_ARTICLE_:
^^^^

Texas Court Clarifies Who is a “Payor” under the Texas Division Order Statute

In a case of first impression, The Eastland Court of Appeals recently held that Tex. Nat. Res. Code § 91.402 (the “Texas Division Order Statute”) does not require an operator to pay royalties directly to mineral interest owners who have leased their interest to a different working interest owner.  Devon Energy Prod. Co., L.P. v. Apache Corp., 550 S.W.3d 259 (Tex. App.–Eastland 2018, pet. denied).

The dispute arose relating to the payment of royalties in Glasscock County, Texas.  A mineral owner had leased her one-third interest in the subject land to Apache Corporation (“Apache”) and the remaining mineral owners leased their combined two-thirds interest to Devon Energy Production Company, L.P. (“Devon”).  However, Devon and Apache were unable to agree on the terms of a joint operating agreement.  Apache drilled seven producing wells.  After payout, Apache paid Devon its full two-thirds share of production, including the landowner royalty set forth in the leases.  Neither Devon nor Apache paid Devon’s royalty owners their share of production.

The Plaintiffs, Devon’s royalty owners, alleged that Devon and Apache owed them royalty payments from the lease.  Devon filed a cross-claim against Apache alleging it was Apache’s responsibility as operator to pay Devon’s royalty owners directly.  Apache responded that it had no obligation to pay Devon’s royalty owners because it did not lease the minerals directly from those royalty owners.  The trial court held that Apache was not obligated to pay royalties to Devon’s royalty owners because Apache was not a “payor” under Tex. Nat. Res. Code § 91.402(a).[1]  The key issue addressed by the Court of Appeal was whether Apache had statutory obligations to pay royalties directly to the lessor plaintiffs pursuant to their leases with Devon.

^^^^

_EXCERPTED RECORDS_:
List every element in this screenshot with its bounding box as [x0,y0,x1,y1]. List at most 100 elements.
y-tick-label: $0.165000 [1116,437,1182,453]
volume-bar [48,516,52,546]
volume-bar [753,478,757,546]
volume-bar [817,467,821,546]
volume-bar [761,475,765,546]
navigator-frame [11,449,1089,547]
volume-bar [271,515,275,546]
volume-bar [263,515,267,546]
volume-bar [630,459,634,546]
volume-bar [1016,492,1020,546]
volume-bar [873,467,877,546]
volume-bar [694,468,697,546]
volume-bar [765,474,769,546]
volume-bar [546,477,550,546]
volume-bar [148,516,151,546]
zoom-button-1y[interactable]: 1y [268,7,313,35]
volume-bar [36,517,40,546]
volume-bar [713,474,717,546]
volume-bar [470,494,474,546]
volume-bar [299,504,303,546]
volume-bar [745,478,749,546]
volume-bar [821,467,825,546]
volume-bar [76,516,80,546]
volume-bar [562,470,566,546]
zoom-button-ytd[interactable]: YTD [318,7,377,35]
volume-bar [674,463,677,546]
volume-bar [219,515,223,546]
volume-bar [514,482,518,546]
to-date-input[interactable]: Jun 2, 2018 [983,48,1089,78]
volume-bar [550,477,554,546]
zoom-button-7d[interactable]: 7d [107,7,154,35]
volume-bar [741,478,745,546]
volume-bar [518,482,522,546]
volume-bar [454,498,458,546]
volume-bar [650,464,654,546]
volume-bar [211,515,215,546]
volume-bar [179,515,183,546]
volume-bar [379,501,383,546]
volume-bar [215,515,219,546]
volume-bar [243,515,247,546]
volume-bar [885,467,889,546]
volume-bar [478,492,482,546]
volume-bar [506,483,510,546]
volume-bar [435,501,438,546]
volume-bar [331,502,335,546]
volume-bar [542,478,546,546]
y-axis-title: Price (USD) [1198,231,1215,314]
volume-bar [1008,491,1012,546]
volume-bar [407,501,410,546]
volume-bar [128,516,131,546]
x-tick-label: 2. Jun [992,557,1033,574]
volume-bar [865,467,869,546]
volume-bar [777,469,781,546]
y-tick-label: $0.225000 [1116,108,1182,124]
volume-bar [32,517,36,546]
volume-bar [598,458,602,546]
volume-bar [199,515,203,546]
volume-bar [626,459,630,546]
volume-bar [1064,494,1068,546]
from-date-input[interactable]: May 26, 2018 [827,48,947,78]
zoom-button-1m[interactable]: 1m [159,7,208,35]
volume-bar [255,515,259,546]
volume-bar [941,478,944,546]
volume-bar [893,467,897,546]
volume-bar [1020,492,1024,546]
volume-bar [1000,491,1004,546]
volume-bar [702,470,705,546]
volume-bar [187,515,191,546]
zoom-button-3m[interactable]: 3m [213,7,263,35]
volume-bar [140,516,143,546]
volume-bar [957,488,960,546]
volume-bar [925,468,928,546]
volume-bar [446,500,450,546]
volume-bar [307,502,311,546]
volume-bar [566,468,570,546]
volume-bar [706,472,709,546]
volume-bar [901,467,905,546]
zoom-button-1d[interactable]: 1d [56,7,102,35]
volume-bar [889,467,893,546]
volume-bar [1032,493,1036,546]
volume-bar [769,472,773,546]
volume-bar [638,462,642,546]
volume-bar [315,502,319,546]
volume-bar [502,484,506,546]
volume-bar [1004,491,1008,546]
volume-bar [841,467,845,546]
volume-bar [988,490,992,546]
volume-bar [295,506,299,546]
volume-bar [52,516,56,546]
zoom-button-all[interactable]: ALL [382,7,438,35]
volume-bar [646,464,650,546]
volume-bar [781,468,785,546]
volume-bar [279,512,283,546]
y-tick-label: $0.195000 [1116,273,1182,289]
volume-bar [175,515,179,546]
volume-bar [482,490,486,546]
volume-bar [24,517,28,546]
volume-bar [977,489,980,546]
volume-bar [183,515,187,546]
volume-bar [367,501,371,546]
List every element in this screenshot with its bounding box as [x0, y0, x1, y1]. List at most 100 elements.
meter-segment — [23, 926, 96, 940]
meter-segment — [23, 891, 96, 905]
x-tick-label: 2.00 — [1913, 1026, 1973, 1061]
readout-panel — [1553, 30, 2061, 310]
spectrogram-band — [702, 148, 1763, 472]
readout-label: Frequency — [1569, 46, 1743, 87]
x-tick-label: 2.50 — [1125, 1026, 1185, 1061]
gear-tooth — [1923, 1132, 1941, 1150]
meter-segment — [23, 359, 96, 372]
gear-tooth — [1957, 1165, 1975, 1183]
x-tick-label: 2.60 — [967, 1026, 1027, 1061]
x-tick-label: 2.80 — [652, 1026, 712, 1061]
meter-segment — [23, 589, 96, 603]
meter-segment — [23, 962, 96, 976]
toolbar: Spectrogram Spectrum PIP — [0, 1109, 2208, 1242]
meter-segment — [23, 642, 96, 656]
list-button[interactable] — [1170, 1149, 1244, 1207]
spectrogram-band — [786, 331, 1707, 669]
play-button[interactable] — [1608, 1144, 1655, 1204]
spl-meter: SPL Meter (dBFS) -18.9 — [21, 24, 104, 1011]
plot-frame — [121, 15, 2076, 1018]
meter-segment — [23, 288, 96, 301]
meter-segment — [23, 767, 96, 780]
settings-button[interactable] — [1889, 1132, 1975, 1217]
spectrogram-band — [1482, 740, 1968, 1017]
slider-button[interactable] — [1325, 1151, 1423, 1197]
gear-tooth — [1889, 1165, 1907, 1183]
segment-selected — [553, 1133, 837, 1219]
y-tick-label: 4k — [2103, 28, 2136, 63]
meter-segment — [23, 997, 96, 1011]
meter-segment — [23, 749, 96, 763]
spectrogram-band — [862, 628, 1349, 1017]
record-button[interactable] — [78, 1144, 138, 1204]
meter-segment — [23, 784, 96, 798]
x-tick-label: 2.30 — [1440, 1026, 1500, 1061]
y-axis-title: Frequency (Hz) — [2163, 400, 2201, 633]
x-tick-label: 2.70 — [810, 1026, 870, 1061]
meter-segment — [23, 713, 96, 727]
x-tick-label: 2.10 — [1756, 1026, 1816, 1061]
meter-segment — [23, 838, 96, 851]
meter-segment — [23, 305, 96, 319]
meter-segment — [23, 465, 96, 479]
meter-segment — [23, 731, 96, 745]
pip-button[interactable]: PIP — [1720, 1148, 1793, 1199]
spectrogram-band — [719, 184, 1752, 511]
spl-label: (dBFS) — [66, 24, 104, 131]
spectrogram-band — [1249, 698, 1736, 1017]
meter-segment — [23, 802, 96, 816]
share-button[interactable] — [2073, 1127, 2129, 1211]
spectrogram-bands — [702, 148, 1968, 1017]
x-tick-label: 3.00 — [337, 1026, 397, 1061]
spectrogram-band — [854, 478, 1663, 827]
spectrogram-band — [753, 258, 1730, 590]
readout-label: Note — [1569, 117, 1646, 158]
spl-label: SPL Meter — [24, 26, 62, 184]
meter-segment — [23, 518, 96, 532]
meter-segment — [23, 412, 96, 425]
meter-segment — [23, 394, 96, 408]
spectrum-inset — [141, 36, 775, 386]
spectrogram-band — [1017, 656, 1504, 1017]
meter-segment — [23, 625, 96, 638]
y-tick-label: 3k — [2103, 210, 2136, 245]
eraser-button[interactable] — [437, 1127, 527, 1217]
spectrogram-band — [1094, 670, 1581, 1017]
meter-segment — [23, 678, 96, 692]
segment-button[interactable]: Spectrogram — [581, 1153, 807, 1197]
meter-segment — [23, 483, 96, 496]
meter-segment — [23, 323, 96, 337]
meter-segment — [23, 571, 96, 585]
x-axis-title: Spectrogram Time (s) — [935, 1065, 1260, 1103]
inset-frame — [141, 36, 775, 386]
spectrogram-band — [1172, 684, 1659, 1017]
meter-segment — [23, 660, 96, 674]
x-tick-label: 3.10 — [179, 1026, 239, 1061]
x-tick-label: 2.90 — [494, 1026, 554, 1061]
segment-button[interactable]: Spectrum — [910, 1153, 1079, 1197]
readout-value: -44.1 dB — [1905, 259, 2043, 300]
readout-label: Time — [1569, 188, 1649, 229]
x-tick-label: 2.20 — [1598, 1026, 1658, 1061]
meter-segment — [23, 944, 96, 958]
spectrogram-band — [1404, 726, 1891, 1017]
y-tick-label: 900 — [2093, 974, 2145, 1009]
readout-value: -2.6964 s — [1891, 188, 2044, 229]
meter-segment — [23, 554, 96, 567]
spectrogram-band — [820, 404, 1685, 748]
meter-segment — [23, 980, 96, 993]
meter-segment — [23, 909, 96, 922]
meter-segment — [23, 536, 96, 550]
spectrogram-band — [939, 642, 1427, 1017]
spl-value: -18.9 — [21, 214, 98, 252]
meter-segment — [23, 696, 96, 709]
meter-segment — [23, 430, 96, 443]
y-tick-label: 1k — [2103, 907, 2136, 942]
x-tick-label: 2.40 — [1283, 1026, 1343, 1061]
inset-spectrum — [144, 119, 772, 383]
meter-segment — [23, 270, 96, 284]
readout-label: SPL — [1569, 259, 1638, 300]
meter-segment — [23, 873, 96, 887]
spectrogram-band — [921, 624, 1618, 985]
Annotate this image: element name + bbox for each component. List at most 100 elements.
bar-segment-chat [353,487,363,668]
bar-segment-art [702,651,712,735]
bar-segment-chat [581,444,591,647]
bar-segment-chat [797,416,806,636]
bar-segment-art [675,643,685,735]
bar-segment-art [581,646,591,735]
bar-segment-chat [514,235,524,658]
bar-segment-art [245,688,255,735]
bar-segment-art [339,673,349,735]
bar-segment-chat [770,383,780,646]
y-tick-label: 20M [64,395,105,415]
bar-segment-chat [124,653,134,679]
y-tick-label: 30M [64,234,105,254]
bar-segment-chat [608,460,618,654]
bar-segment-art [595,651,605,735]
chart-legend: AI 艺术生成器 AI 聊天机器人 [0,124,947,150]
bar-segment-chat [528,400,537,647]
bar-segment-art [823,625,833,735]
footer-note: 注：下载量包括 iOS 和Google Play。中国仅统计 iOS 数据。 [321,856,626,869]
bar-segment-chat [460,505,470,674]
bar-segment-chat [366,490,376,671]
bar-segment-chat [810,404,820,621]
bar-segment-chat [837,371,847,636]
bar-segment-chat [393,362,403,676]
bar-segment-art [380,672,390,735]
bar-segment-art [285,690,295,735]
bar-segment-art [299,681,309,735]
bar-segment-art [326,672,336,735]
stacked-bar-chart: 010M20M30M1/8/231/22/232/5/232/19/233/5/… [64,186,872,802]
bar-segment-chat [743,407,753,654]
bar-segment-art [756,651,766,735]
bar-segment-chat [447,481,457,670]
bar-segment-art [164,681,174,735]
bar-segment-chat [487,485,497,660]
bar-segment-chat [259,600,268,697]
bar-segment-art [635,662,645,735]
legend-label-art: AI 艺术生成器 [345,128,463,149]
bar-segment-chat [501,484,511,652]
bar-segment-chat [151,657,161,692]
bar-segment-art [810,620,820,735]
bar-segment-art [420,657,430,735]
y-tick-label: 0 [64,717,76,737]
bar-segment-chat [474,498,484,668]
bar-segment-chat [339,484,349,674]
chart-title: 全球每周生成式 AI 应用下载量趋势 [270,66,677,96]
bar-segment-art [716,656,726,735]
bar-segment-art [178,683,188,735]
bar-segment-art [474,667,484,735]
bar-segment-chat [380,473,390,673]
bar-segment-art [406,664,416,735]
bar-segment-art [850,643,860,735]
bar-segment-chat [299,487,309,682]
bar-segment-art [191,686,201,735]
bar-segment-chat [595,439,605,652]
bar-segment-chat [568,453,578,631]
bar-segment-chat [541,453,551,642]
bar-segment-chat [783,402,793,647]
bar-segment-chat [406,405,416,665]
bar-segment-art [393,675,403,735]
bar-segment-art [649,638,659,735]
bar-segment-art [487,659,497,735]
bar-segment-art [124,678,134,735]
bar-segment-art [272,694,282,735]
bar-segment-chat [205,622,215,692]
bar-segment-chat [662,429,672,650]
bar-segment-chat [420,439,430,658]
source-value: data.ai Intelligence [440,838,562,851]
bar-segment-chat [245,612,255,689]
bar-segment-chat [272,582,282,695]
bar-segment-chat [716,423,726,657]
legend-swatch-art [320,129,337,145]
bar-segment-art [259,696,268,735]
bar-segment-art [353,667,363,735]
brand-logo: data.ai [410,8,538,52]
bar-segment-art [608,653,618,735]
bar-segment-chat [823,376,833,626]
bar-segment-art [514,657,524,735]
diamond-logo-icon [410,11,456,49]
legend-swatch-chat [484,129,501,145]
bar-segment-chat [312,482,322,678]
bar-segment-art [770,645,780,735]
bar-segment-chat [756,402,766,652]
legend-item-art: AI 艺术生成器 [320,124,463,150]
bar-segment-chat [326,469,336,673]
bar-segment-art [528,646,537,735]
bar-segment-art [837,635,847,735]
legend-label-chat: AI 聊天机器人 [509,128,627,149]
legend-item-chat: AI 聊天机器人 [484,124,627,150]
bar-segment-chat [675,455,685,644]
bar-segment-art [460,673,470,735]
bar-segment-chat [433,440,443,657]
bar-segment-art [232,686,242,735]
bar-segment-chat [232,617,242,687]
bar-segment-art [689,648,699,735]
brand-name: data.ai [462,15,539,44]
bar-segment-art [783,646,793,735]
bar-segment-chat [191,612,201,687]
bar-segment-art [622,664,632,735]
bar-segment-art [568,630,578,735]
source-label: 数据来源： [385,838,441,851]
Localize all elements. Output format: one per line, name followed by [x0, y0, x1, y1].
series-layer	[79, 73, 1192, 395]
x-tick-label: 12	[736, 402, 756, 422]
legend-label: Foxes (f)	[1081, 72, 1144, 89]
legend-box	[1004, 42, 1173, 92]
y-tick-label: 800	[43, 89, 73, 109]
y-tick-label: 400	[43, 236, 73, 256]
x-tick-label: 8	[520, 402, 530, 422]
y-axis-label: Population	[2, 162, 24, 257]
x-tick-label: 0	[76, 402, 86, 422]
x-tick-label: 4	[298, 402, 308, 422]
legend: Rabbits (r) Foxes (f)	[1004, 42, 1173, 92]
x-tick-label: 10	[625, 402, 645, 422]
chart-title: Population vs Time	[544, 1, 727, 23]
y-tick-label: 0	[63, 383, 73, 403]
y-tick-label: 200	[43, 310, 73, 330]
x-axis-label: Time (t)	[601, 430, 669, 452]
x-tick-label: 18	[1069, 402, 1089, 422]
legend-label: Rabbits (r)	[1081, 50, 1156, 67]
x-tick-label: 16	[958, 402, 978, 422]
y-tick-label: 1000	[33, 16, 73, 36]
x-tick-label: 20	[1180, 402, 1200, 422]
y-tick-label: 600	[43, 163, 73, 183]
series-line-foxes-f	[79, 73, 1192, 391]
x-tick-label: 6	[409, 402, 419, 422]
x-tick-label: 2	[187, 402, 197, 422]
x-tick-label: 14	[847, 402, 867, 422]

^^^^

_DIRECTIONS FOR THIS TASK_: Copy the passage of the article on the Texas Division Order Statute from "Texas Court Clarifies" to "2018, pet. denied)." word for word.

_ANSWER IN FULL_:
Texas Court Clarifies Who is a “Payor” under the Texas Division Order Statute

In a case of first impression, The Eastland Court of Appeals recently held that Tex. Nat. Res. Code § 91.402 (the “Texas Division Order Statute”) does not require an operator to pay royalties directly to mineral interest owners who have leased their interest to a different working interest owner.  Devon Energy Prod. Co., L.P. v. Apache Corp., 550 S.W.3d 259 (Tex. App.–Eastland 2018, pet. denied).